▸ Source extract
Soluble TREM2 induces inflammatory responses and enhances microglial survival

Author:

Zhong Li1,Chen Xiao-Fen12ORCID,Wang Tingting1,Wang Zhe1,Liao Chunyan1,Wang Zongqi1,Huang Ruizhi1,Wang Daxin1,Li Xinxiu1,Wu Linbei1,Jia Lin1,Zheng Honghua1,Painter Meghan3ORCID,Atagi Yuka3ORCID,Liu Chia-Chen3ORCID,Zhang Yun-Wu1,Fryer John D.34,Xu Huaxi15,Bu Guojun134

Affiliation:

1. Fujian Provincial Key Laboratory of Neurodegenerative Disease and Aging Research, Institute of Neuroscience, Medical College, Xiamen University, Xiamen 361102, China

2. Shenzhen Research Institute of Xiamen University, Shenzhen 518063, China

3. Department of Neuroscience, Mayo Clinic, Jacksonville, FL 32224

4. Neurobiology of Disease Graduate Program, Mayo Clinic, Jacksonville, FL 32224

5. Neuroscience and Aging Research Center, Sanford-Burnham-Prebys Medical Discovery Institute, La Jolla, CA 92037

Abstract

Triggering receptor expressed on myeloid cells 2 (TREM2) is an innate immune receptor expressed in microglia in the brain. A soluble form of TREM2 (sTREM2) derived from proteolytic cleavage of the cell surface receptor is increased in the preclinical stages of AD and positively correlates with the amounts of total and phosphorylated tau in the cerebrospinal fluid. However, the physiological and pathological functions of sTREM2 remain unknown. Here, we show that sTREM2 promotes microglial survival in a PI3K/Akt-dependent manner and stimulates the production of inflammatory cytokines depending on NF-κB. Variants of sTREM2 carrying AD risk-associated mutations were less potent in both suppressing apoptosis and triggering inflammatory responses. Importantly, sTREM2 delivered to the hippocampi of both wild-type and Trem2-knockout mice elevated the expression of inflammatory cytokines and induced morphological changes of microglia. Collectively, these data indicate that sTREM2 triggers microglial activation inducing inflammatory responses and promoting survival. This study has implications for the pathogenesis of AD and provides insights into targeting sTREM2 pathway for AD therapy.

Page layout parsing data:
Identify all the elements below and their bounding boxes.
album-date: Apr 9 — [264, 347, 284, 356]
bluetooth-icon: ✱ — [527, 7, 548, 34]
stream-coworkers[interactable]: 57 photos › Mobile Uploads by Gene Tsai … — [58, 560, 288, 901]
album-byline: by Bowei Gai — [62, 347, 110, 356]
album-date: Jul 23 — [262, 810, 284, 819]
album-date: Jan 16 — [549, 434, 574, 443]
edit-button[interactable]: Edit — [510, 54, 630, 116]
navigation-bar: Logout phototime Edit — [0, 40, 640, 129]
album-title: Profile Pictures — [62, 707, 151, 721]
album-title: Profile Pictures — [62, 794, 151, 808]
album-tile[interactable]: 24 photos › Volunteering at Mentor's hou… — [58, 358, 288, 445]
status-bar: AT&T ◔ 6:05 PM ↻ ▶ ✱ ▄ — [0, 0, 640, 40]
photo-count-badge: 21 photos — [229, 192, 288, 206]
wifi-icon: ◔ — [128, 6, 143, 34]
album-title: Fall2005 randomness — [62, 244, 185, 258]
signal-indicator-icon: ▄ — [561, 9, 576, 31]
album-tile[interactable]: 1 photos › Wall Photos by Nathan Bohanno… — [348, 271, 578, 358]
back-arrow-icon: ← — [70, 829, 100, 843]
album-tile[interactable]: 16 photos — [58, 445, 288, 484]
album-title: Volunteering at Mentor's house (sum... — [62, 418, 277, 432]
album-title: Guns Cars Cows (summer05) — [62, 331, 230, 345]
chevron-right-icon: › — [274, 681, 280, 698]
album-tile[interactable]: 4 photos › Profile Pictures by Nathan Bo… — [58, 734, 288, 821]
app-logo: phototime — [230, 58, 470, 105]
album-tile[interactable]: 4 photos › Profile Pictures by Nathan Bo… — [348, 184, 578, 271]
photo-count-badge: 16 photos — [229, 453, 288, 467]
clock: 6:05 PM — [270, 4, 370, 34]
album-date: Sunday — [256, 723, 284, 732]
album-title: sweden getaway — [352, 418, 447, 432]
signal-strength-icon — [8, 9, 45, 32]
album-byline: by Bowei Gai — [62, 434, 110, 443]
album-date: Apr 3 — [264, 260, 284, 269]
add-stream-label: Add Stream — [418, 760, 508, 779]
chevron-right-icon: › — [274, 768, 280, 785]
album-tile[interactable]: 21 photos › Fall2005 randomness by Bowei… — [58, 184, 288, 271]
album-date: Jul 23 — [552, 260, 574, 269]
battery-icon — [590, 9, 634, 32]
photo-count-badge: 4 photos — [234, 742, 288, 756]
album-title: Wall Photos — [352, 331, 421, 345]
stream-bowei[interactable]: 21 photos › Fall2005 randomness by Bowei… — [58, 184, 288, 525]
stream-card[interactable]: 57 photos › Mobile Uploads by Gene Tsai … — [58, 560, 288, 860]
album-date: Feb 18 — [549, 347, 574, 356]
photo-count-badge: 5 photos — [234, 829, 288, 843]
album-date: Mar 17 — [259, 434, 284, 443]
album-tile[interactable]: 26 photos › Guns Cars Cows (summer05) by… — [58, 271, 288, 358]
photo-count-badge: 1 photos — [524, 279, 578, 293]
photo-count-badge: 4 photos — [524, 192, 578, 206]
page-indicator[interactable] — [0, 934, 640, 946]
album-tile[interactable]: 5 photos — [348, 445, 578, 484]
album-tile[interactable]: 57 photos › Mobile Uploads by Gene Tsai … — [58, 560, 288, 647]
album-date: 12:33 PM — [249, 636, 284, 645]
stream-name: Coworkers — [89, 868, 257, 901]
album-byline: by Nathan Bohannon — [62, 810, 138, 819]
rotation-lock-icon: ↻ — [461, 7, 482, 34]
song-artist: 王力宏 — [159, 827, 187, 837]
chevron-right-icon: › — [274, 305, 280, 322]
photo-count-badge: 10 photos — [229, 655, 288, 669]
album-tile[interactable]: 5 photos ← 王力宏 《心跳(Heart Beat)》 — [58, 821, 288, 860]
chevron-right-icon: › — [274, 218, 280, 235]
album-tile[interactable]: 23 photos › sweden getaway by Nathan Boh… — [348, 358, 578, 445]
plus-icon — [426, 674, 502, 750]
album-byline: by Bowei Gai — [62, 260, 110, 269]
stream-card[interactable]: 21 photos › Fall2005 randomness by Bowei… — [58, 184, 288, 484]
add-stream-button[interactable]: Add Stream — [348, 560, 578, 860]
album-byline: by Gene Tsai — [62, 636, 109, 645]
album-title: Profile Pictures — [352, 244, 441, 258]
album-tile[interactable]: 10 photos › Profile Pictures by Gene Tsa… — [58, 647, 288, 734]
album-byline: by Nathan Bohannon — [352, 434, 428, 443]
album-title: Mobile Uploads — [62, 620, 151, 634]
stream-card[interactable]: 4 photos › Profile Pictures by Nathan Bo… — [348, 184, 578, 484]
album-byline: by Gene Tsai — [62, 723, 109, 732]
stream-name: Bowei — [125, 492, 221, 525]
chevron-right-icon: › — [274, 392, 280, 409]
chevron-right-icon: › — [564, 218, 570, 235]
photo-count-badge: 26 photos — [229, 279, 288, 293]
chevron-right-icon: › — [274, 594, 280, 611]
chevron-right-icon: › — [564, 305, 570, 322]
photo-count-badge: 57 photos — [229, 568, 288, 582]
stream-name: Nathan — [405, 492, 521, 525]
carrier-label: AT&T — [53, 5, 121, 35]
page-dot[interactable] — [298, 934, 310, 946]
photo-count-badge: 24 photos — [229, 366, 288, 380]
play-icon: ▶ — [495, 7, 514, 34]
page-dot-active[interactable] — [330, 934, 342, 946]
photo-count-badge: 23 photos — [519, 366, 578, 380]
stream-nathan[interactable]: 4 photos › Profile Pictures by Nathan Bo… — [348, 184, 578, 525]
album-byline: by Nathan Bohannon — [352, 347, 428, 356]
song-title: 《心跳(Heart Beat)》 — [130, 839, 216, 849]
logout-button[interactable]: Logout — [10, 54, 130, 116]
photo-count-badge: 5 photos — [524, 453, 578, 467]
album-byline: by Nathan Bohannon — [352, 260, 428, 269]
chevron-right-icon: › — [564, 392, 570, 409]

▸ Task brief
According to the abstract, in what manner does sTREM2 promote microglial survival?

▸ Written reply
In a PI3K/Akt-dependent manner.